WHAT YOU HAVE TO DO -> Rewrite everything in the passage on the Shroud from "In 1988, carbon-14" down to "been largely discredited.", substituting "radiocarbon tests" for "carbon-14 tests".

TEXT PROVIDED ->
* Start *

The best scientific explanation is that the Shroud image was produced by something which resulted in “oxidation, dehydration and conjugation of the polysaccharide structure of the microfibrils” of the linen itself. STURP concluded that for now that the “Shroud image is that of a real human form of a scourged, crucified man. It is not the product of an artist. The blood stains are composed of hemoglobin and also give a positive test for serum albumin.”

The scientists also determined that there is evidence on the Shroud to show that it has pollen on it that can be traced to all the known locations at the specific times in its history: from Jerusalem to Edessa to Constantinople to Athens to locations in France and Italy.

In 1988, carbon-14 tests seem to indicate that the cloth was dated to between AD 1190 and 1350. This led some to believe it was a clever medieval forgery. But since that time those results have been called into question on a number of levels and now the carbon-14 tests themselves have been largely discredited.

Final Reflections on our Days in Turin in 2010 and 2015

In Fromt of St. John the Baptist Cathedral in Turin,
Photography by Mark Armstrong


On our last trip to Turin, we went to Mass at the Cathedral of St. John the Baptist, where the Shroud would be venerated by two million people in the spring of 2015. The Cathedral is one of the fifty-four Catholic churches that are nearly everywhere you walk in old Turin.

May 13, 2015 was already a special day for the Armstrong family. That morning, on the feast of Fatima, was my fifty-ninth and our son Jacob’s twenty-fifth birthdays (one of three Armstrong shared-birthdays in our family of twelve).

* End *

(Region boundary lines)
* Start *

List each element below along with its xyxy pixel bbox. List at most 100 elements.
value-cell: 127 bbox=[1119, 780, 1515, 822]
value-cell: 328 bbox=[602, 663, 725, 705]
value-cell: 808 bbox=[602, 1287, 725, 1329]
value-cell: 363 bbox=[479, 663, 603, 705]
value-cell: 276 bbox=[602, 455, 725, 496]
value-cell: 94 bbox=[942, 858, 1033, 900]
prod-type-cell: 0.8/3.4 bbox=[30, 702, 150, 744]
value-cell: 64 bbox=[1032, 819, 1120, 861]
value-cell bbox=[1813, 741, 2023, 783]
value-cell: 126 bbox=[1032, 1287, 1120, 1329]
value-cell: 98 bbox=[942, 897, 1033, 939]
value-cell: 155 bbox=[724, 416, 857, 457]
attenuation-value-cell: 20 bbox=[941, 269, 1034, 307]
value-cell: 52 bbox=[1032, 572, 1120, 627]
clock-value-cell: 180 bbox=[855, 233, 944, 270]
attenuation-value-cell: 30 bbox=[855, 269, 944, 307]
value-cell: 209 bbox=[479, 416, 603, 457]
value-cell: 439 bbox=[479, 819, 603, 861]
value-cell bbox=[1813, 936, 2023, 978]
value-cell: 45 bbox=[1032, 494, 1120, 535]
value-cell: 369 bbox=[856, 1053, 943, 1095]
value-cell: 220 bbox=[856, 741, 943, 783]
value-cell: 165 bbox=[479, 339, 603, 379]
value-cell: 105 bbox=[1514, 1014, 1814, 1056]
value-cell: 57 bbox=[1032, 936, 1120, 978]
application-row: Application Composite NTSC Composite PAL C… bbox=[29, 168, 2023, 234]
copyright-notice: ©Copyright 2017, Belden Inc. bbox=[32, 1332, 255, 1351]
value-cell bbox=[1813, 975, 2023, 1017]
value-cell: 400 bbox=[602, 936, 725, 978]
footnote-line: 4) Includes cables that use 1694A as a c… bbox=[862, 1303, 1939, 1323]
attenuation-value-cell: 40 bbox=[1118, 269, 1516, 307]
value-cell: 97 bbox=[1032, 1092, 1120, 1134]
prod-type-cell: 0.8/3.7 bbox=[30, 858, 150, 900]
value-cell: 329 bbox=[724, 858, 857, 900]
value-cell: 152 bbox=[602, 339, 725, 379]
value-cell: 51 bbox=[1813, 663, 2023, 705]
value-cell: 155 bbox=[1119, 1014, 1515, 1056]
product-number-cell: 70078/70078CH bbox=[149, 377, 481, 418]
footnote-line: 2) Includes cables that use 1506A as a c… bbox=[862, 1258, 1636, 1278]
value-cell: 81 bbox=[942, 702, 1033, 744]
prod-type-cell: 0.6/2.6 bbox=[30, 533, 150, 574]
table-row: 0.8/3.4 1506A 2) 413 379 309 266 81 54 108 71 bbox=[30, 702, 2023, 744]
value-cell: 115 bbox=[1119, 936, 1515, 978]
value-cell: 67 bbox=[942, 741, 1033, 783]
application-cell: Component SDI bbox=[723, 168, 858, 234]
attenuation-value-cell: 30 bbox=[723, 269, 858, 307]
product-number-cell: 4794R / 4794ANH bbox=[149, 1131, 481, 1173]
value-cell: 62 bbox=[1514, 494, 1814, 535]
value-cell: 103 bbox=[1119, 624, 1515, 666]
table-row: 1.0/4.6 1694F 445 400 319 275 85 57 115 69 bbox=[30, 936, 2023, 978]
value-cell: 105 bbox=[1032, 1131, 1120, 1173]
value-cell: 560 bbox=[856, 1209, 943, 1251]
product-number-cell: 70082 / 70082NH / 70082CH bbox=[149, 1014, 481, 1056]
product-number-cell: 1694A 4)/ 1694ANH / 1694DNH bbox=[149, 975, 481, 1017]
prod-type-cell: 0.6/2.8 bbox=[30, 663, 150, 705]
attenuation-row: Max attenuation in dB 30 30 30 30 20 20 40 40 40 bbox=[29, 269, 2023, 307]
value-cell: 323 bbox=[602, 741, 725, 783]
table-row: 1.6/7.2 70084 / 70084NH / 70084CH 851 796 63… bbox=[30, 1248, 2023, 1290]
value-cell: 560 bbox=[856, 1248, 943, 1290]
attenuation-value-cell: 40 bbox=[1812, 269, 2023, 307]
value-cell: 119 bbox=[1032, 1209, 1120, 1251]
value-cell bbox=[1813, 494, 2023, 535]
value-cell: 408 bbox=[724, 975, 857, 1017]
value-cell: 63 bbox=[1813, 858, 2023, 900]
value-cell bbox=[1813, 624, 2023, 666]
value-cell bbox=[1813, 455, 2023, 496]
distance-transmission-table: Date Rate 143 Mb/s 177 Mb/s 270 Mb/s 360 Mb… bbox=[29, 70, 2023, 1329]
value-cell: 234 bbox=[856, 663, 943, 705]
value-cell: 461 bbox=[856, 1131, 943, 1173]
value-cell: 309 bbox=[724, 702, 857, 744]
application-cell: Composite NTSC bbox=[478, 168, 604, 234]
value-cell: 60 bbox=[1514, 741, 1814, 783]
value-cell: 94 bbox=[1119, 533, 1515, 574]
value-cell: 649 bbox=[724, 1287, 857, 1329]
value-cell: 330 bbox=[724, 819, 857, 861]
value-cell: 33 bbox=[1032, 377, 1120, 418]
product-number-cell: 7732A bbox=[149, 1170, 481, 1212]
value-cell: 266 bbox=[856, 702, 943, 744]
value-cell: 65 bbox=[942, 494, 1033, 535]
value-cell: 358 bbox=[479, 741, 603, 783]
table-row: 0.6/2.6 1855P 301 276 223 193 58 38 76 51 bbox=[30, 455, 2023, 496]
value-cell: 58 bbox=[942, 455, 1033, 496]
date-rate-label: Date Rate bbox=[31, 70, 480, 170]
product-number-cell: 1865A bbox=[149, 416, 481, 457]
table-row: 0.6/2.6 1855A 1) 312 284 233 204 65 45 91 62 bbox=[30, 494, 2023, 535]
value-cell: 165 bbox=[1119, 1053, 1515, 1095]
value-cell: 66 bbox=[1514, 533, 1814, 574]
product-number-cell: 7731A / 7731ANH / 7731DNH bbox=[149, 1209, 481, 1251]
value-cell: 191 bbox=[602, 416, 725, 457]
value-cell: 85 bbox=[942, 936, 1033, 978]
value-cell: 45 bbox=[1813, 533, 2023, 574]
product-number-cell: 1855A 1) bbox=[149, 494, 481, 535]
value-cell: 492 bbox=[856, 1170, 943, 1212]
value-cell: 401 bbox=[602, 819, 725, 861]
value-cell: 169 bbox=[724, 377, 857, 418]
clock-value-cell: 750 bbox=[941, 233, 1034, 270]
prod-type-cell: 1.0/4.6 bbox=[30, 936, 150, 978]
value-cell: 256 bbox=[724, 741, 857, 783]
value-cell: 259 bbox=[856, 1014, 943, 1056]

* End *

FINAL RESULT ->
In 1988, radiocarbon tests seem to indicate that the cloth was dated to between AD 1190 and 1350. This led some to believe it was a clever medieval forgery. But since that time those results have been called into question on a number of levels and now the radiocarbon tests themselves have been largely discredited.